(EXERCISE TASK) Select from the data all lines with the word "pandemic".

[Dataset items]

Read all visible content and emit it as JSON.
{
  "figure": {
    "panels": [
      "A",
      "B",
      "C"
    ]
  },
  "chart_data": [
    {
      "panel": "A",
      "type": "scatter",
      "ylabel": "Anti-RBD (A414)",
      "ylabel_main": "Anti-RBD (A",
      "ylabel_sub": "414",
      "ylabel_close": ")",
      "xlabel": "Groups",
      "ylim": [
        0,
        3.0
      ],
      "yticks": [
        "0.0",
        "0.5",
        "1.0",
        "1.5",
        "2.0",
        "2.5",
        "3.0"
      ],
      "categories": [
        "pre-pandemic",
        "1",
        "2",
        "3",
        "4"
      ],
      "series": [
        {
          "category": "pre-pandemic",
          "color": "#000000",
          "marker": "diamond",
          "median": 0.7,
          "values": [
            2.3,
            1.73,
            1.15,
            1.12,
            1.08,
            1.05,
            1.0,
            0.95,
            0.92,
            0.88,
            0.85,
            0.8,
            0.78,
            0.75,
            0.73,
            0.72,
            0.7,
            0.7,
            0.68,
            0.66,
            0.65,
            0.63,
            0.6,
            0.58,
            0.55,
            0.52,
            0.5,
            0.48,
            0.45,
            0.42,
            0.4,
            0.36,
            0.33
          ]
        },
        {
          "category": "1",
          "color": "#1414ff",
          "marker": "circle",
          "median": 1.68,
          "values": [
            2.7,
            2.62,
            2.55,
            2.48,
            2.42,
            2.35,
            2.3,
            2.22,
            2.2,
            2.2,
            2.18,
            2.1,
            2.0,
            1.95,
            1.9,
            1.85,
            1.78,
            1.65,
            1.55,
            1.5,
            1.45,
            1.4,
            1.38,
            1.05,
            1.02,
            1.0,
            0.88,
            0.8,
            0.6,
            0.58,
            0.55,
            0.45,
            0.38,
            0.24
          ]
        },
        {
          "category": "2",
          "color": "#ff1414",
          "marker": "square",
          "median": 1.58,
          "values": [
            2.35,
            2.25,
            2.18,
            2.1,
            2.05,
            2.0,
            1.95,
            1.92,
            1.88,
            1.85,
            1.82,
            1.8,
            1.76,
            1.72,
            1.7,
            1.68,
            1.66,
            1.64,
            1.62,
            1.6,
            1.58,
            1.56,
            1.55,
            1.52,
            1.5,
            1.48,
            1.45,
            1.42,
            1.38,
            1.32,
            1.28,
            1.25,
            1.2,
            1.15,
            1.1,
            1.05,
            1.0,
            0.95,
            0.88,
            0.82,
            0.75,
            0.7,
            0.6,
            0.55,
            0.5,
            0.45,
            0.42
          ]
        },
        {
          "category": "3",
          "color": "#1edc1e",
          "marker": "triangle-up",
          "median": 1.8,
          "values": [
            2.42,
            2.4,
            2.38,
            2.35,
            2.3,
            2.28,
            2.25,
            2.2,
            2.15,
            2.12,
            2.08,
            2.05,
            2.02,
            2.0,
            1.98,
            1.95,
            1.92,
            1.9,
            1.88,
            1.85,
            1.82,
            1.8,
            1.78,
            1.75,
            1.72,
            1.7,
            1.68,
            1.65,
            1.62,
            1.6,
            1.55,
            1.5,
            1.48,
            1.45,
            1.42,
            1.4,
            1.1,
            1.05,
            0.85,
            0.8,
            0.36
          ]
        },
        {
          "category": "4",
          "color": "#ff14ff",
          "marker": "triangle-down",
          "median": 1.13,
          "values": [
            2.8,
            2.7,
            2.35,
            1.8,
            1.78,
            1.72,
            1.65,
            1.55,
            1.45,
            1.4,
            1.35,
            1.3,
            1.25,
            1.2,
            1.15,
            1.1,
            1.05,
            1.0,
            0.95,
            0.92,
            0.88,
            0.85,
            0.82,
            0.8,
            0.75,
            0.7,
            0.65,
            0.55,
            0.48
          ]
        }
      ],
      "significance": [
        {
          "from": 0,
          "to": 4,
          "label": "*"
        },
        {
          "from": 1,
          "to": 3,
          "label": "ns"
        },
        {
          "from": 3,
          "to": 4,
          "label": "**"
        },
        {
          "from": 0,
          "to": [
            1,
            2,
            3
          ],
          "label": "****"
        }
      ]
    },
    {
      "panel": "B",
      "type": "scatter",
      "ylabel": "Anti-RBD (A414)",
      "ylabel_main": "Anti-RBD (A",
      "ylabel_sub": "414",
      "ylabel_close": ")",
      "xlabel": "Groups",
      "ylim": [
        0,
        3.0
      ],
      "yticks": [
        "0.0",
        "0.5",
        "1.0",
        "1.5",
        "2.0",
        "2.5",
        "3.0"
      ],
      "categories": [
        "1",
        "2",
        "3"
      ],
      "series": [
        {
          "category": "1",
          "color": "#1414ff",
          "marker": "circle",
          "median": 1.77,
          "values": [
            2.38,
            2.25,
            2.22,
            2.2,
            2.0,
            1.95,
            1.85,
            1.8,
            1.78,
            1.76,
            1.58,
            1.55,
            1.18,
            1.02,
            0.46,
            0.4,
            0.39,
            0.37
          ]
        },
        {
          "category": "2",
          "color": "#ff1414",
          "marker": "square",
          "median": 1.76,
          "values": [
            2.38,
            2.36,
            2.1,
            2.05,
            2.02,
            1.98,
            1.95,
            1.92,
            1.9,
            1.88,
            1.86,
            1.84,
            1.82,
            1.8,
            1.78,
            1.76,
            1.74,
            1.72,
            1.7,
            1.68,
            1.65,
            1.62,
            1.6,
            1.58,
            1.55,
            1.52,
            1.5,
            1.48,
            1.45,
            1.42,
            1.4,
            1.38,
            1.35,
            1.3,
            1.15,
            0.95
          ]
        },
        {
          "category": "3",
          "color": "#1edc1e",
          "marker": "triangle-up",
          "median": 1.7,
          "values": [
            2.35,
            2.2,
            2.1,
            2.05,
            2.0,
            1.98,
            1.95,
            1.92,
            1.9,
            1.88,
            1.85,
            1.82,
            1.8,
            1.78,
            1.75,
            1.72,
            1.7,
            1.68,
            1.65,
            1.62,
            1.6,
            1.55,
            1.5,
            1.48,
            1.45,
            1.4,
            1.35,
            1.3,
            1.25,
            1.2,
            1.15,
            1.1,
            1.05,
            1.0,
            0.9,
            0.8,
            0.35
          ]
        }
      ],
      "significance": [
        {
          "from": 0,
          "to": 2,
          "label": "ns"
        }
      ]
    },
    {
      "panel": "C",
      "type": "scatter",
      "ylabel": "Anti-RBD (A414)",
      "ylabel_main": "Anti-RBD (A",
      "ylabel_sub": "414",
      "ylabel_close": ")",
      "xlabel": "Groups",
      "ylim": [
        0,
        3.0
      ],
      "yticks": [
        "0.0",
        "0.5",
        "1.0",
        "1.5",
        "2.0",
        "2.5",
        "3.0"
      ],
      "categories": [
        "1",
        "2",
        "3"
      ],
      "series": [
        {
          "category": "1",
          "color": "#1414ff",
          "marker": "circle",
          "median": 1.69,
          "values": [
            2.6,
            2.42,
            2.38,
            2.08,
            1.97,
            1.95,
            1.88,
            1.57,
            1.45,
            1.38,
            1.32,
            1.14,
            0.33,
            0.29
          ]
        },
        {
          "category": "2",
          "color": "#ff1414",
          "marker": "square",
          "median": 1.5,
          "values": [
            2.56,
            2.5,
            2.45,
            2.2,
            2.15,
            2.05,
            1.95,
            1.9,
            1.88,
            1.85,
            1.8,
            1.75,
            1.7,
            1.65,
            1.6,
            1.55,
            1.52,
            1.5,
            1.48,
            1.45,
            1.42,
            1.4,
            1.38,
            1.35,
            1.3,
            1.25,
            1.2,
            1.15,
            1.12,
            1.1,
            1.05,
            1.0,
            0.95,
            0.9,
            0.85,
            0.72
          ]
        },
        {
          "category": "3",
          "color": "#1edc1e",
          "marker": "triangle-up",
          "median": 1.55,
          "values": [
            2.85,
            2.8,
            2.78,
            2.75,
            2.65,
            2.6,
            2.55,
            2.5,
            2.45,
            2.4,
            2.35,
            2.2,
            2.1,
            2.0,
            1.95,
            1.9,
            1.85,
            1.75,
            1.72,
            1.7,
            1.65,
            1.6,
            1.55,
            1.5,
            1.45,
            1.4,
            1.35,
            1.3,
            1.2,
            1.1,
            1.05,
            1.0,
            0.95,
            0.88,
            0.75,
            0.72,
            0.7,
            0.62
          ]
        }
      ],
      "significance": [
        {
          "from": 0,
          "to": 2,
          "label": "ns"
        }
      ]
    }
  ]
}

(RESULT OF THE EXERCISE)
        "pre-pandemic",
          "category": "pre-pandemic",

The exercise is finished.